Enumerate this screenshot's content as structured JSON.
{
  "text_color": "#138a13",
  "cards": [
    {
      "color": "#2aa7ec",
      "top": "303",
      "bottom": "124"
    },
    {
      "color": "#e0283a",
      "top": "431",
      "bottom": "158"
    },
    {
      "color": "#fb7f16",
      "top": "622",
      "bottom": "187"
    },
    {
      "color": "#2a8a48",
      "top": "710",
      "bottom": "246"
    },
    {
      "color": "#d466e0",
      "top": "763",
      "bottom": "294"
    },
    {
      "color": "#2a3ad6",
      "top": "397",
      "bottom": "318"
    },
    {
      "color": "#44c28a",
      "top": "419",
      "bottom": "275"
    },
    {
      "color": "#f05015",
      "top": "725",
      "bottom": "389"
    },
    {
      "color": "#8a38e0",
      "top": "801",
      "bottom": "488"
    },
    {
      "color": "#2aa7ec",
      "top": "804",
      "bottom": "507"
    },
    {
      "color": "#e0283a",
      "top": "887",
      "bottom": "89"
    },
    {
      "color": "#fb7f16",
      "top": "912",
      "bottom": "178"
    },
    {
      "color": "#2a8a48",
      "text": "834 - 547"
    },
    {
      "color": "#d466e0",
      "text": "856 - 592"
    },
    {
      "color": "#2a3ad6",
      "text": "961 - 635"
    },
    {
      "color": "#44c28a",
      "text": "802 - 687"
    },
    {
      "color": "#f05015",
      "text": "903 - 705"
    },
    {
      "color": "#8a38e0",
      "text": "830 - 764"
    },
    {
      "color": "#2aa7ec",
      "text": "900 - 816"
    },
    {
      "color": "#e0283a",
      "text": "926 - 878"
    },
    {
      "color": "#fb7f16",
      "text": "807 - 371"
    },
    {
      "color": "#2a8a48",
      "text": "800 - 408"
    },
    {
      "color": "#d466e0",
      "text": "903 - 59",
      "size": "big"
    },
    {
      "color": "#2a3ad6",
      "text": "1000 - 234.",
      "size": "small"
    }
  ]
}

■ Written problem ■
Reproduce the entries above in full, verbatim.

■ The response ■
Enumerate this screenshot's content as structured JSON.
{
  "text_color": "#138a13",
  "cards": [
    {
      "color": "#2aa7ec",
      "top": "303",
      "bottom": "124"
    },
    {
      "color": "#e0283a",
      "top": "431",
      "bottom": "158"
    },
    {
      "color": "#fb7f16",
      "top": "622",
      "bottom": "187"
    },
    {
      "color": "#2a8a48",
      "top": "710",
      "bottom": "246"
    },
    {
      "color": "#d466e0",
      "top": "763",
      "bottom": "294"
    },
    {
      "color": "#2a3ad6",
      "top": "397",
      "bottom": "318"
    },
    {
      "color": "#44c28a",
      "top": "419",
      "bottom": "275"
    },
    {
      "color": "#f05015",
      "top": "725",
      "bottom": "389"
    },
    {
      "color": "#8a38e0",
      "top": "801",
      "bottom": "488"
    },
    {
      "color": "#2aa7ec",
      "top": "804",
      "bottom": "507"
    },
    {
      "color": "#e0283a",
      "top": "887",
      "bottom": "89"
    },
    {
      "color": "#fb7f16",
      "top": "912",
      "bottom": "178"
    },
    {
      "color": "#2a8a48",
      "text": "834 - 547"
    },
    {
      "color": "#d466e0",
      "text": "856 - 592"
    },
    {
      "color": "#2a3ad6",
      "text": "961 - 635"
    },
    {
      "color": "#44c28a",
      "text": "802 - 687"
    },
    {
      "color": "#f05015",
      "text": "903 - 705"
    },
    {
      "color": "#8a38e0",
      "text": "830 - 764"
    },
    {
      "color": "#2aa7ec",
      "text": "900 - 816"
    },
    {
      "color": "#e0283a",
      "text": "926 - 878"
    },
    {
      "color": "#fb7f16",
      "text": "807 - 371"
    },
    {
      "color": "#2a8a48",
      "text": "800 - 408"
    },
    {
      "color": "#d466e0",
      "text": "903 - 59",
      "size": "big"
    },
    {
      "color": "#2a3ad6",
      "text": "1000 - 234.",
      "size": "small"
    }
  ]
}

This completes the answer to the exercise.